• Task prompt: Pull every line that holds the word "xlabel" from the entries.

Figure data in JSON
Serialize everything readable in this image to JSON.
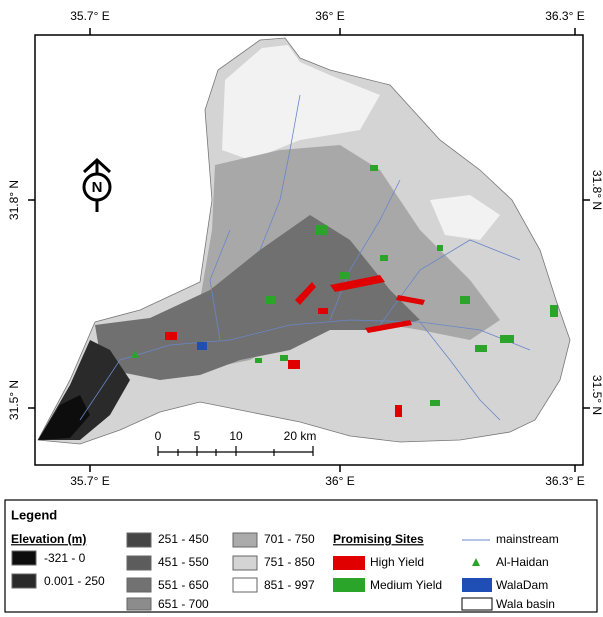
{
  "map": {
    "longitude_ticks": {
      "top": [
        "35.7° E",
        "36° E",
        "36.3° E"
      ],
      "bottom": [
        "35.7° E",
        "36° E",
        "36.3° E"
      ]
    },
    "latitude_ticks": {
      "left": [
        "31.8° N",
        "31.5° N"
      ],
      "right": [
        "31.8° N",
        "31.5° N"
      ]
    },
    "north_arrow": "N",
    "scale_bar": [
      "0",
      "5",
      "10",
      "20 km"
    ],
    "legend": {
      "title": "Legend",
      "elevation": {
        "title": "Elevation (m)",
        "classes": [
          "-321 - 0",
          "0.001 - 250",
          "251 - 450",
          "451 - 550",
          "551 - 650",
          "651 - 700",
          "701 - 750",
          "751 - 850",
          "851 - 997"
        ]
      },
      "sites": {
        "title": "Promising Sites",
        "items": [
          "High Yield",
          "Medium Yield"
        ]
      },
      "features": [
        "mainstream",
        "Al-Haidan",
        "WalaDam",
        "Wala basin"
      ]
    }
  }
}
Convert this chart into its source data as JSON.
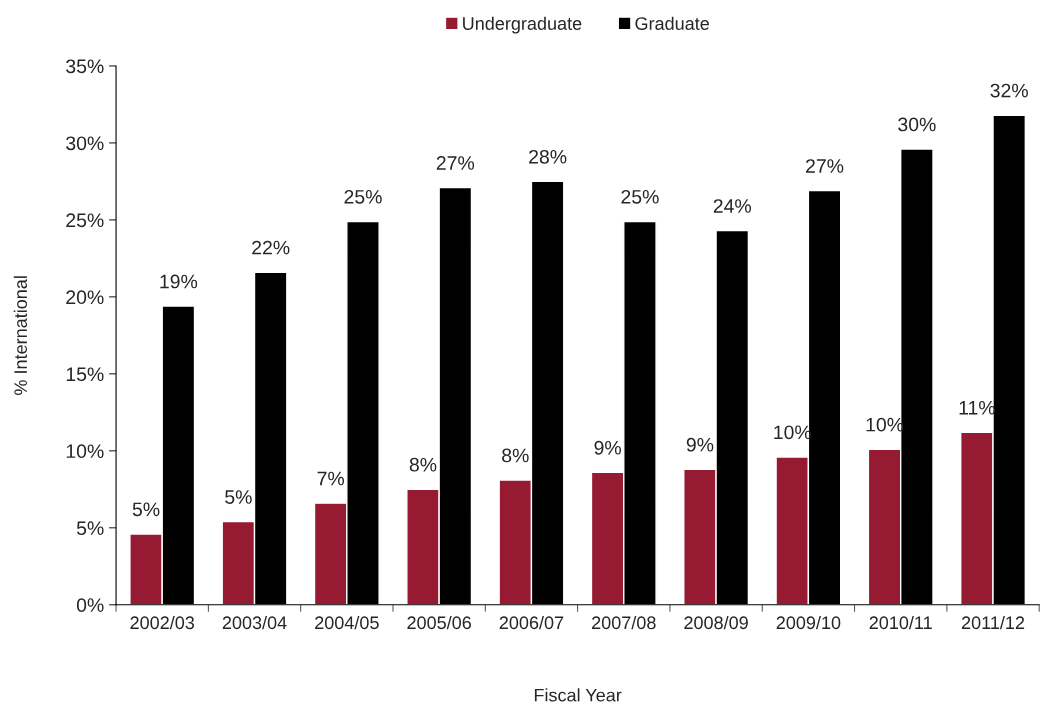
{
  "chart_data": {
    "type": "bar",
    "xlabel": "Fiscal Year",
    "ylabel": "% International",
    "categories": [
      "2002/03",
      "2003/04",
      "2004/05",
      "2005/06",
      "2006/07",
      "2007/08",
      "2008/09",
      "2009/10",
      "2010/11",
      "2011/12"
    ],
    "series": [
      {
        "name": "Undergraduate",
        "color": "#961a32",
        "values": [
          4.6,
          5.4,
          6.6,
          7.5,
          8.1,
          8.6,
          8.8,
          9.6,
          10.1,
          11.2
        ],
        "value_labels": [
          "5%",
          "5%",
          "7%",
          "8%",
          "8%",
          "9%",
          "9%",
          "10%",
          "10%",
          "11%"
        ]
      },
      {
        "name": "Graduate",
        "color": "#000000",
        "values": [
          19.4,
          21.6,
          24.9,
          27.1,
          27.5,
          24.9,
          24.3,
          26.9,
          29.6,
          31.8
        ],
        "value_labels": [
          "19%",
          "22%",
          "25%",
          "27%",
          "28%",
          "25%",
          "24%",
          "27%",
          "30%",
          "32%"
        ]
      }
    ],
    "ylim": [
      0,
      35
    ],
    "yticks": [
      {
        "value": 0,
        "label": "0%"
      },
      {
        "value": 5,
        "label": "5%"
      },
      {
        "value": 10,
        "label": "10%"
      },
      {
        "value": 15,
        "label": "15%"
      },
      {
        "value": 20,
        "label": "20%"
      },
      {
        "value": 25,
        "label": "25%"
      },
      {
        "value": 30,
        "label": "30%"
      },
      {
        "value": 35,
        "label": "35%"
      }
    ],
    "legend": "top",
    "grid": false
  }
}
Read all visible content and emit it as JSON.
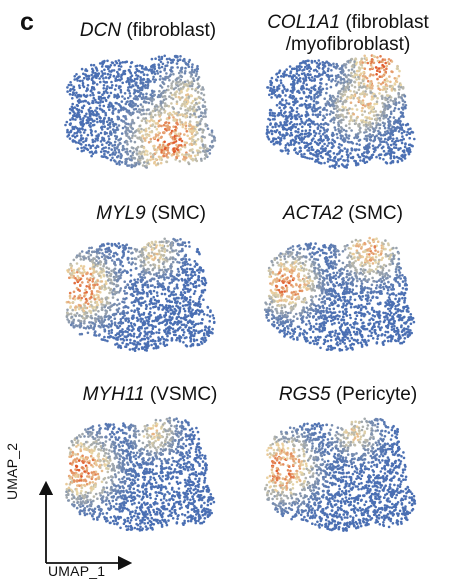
{
  "panel_label": "c",
  "colors": {
    "low": "#4a6fb3",
    "mid": "#ead8a8",
    "high": "#e05a2b",
    "axis": "#111111"
  },
  "axes": {
    "x_label": "UMAP_1",
    "y_label": "UMAP_2"
  },
  "chart_data": [
    {
      "type": "scatter",
      "gene": "DCN",
      "annotation": "(fibroblast)",
      "hotspot": "bottom-right",
      "grid": false
    },
    {
      "type": "scatter",
      "gene": "COL1A1",
      "annotation": "(fibroblast",
      "annotation_line2": "/myofibroblast)",
      "hotspot": "top-right",
      "grid": false
    },
    {
      "type": "scatter",
      "gene": "MYL9",
      "annotation": "(SMC)",
      "hotspot": "left",
      "grid": false
    },
    {
      "type": "scatter",
      "gene": "ACTA2",
      "annotation": "(SMC)",
      "hotspot": "left-and-top",
      "grid": false
    },
    {
      "type": "scatter",
      "gene": "MYH11",
      "annotation": "(VSMC)",
      "hotspot": "left",
      "grid": false
    },
    {
      "type": "scatter",
      "gene": "RGS5",
      "annotation": "(Pericyte)",
      "hotspot": "left",
      "grid": false
    }
  ]
}
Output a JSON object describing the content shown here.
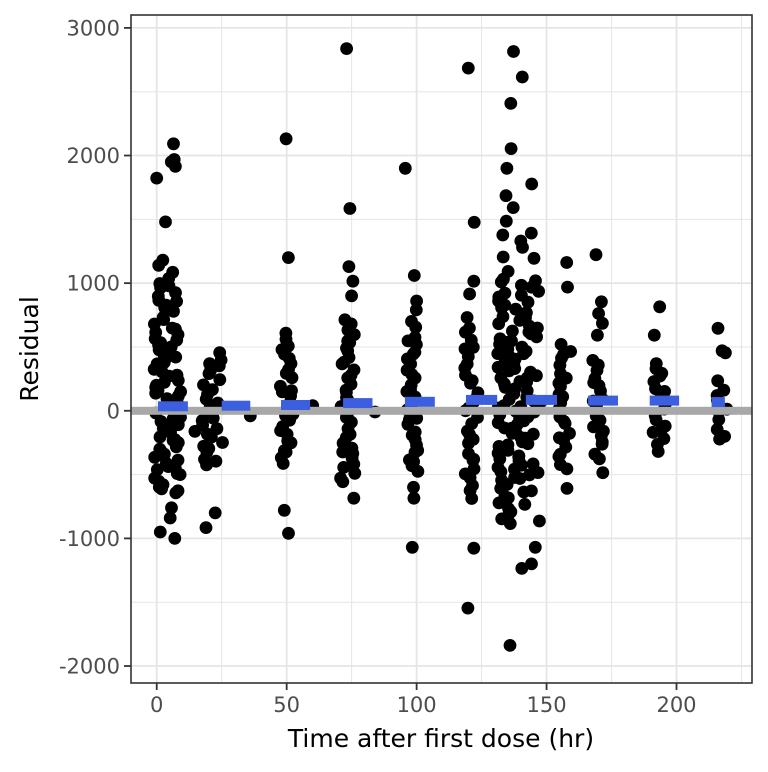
{
  "chart_data": {
    "type": "scatter",
    "title": "",
    "xlabel": "Time after first dose (hr)",
    "ylabel": "Residual",
    "xlim": [
      -9.9,
      229.05
    ],
    "ylim": [
      -2133,
      3101
    ],
    "x_major_ticks": [
      0,
      50,
      100,
      150,
      200
    ],
    "x_minor_gridlines": [
      25,
      75,
      125,
      175,
      225
    ],
    "y_major_ticks": [
      -2000,
      -1000,
      0,
      1000,
      2000,
      3000
    ],
    "y_minor_gridlines": [
      -1500,
      -500,
      500,
      1500,
      2500
    ],
    "grid": true,
    "legend": "none",
    "reference_line": {
      "y": 0,
      "color": "#a8a8a8"
    },
    "colors": {
      "point": "#000000",
      "median_segment": "#3c5fe0",
      "refline": "#a8a8a8",
      "gridline": "#e5e5e5",
      "panel_border": "#333333",
      "tick_text": "#4d4d4d"
    },
    "clusters": [
      {
        "t": 4,
        "spread": 5.2,
        "values": [
          2092,
          1969,
          1950,
          1915,
          1823,
          1480,
          1180,
          1140,
          1085,
          -760,
          -840,
          -950,
          -1000
        ],
        "bands": [
          [
            1050,
            620,
            16
          ],
          [
            620,
            -380,
            52
          ],
          [
            -380,
            -660,
            14
          ]
        ]
      },
      {
        "t": 21.5,
        "spread": 4.2,
        "values": [
          455,
          -800,
          -915
        ],
        "bands": [
          [
            420,
            -350,
            24
          ],
          [
            -350,
            -445,
            3
          ]
        ]
      },
      {
        "t": 50,
        "spread": 2.6,
        "values": [
          2131,
          1200,
          608,
          560,
          -780,
          -960
        ],
        "bands": [
          [
            520,
            -430,
            26
          ]
        ]
      },
      {
        "t": 73.5,
        "spread": 3.0,
        "values": [
          2838,
          1585,
          1130,
          1015,
          900,
          -685
        ],
        "bands": [
          [
            720,
            -330,
            30
          ],
          [
            -330,
            -570,
            7
          ]
        ]
      },
      {
        "t": 97.8,
        "spread": 2.8,
        "values": [
          1900,
          1060,
          860,
          790,
          700,
          655,
          -600,
          -685,
          -1070
        ],
        "bands": [
          [
            600,
            -500,
            30
          ]
        ]
      },
      {
        "t": 121,
        "spread": 2.6,
        "values": [
          2685,
          1477,
          1015,
          915,
          731,
          -1077,
          -1546
        ],
        "bands": [
          [
            660,
            -470,
            26
          ],
          [
            -470,
            -720,
            5
          ]
        ]
      },
      {
        "t": 139.5,
        "spread": 8.3,
        "values": [
          2815,
          2615,
          2408,
          2054,
          1900,
          1777,
          1685,
          1592,
          1485,
          1392,
          1377,
          1330,
          1280,
          1205,
          1195,
          1092,
          -1070,
          -1200,
          -1235,
          -1838
        ],
        "bands": [
          [
            1050,
            620,
            22
          ],
          [
            620,
            -560,
            75
          ],
          [
            -560,
            -900,
            14
          ]
        ]
      },
      {
        "t": 157,
        "spread": 2.4,
        "values": [
          1162,
          969,
          -608
        ],
        "bands": [
          [
            540,
            -480,
            24
          ]
        ]
      },
      {
        "t": 170,
        "spread": 2.4,
        "values": [
          1223,
          854,
          762,
          685,
          592,
          -340,
          -377,
          -485
        ],
        "bands": [
          [
            400,
            -300,
            18
          ]
        ]
      },
      {
        "t": 193.5,
        "spread": 2.6,
        "values": [
          815,
          592
        ],
        "bands": [
          [
            410,
            -330,
            18
          ]
        ]
      },
      {
        "t": 217,
        "spread": 2.4,
        "values": [
          646,
          470,
          454
        ],
        "bands": [
          [
            260,
            -260,
            10
          ]
        ]
      }
    ],
    "single_points": [
      [
        14.7,
        -162
      ],
      [
        36,
        -40
      ],
      [
        60,
        40
      ],
      [
        84,
        -10
      ]
    ],
    "median_segments": [
      {
        "t0": 0.5,
        "t1": 12,
        "v": 35
      },
      {
        "t0": 25,
        "t1": 36,
        "v": 40
      },
      {
        "t0": 47.8,
        "t1": 59,
        "v": 45
      },
      {
        "t0": 71.7,
        "t1": 83,
        "v": 60
      },
      {
        "t0": 95.5,
        "t1": 107,
        "v": 70
      },
      {
        "t0": 119,
        "t1": 131,
        "v": 85
      },
      {
        "t0": 142,
        "t1": 154,
        "v": 85
      },
      {
        "t0": 166,
        "t1": 177.5,
        "v": 80
      },
      {
        "t0": 189.7,
        "t1": 201,
        "v": 80
      },
      {
        "t0": 213.5,
        "t1": 218.6,
        "v": 68
      }
    ]
  }
}
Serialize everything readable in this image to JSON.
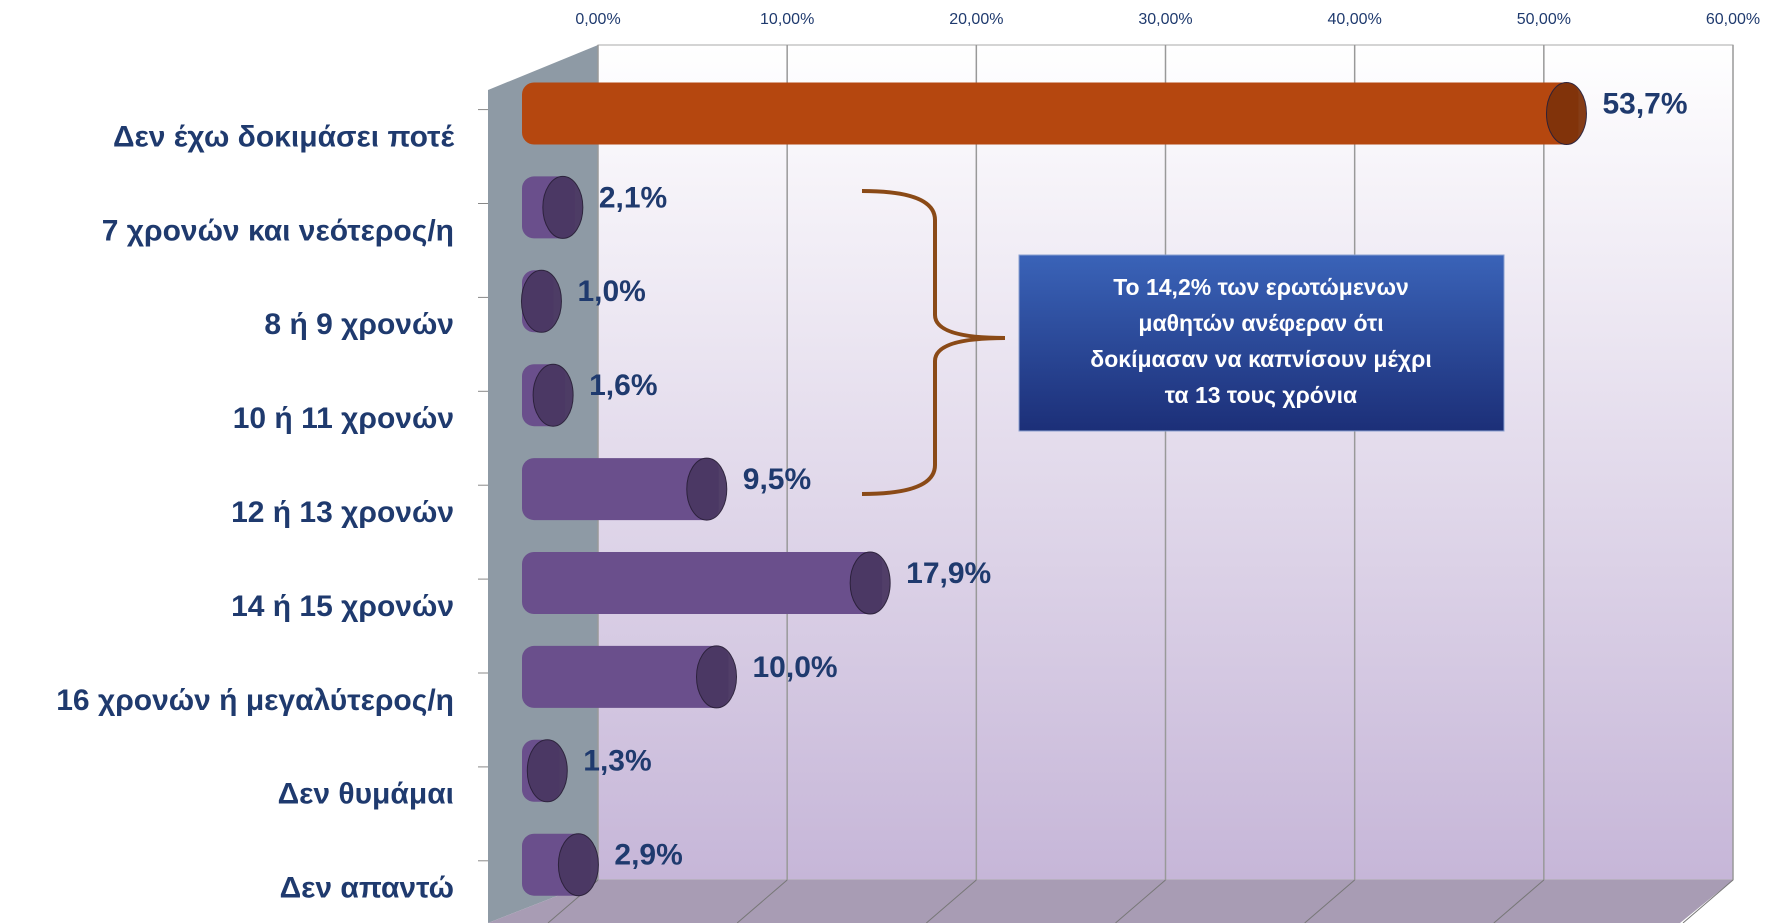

• Response to this task:
    "xlabel": "Fiscal Year",
    "xlabel": "Time after first dose (hr)",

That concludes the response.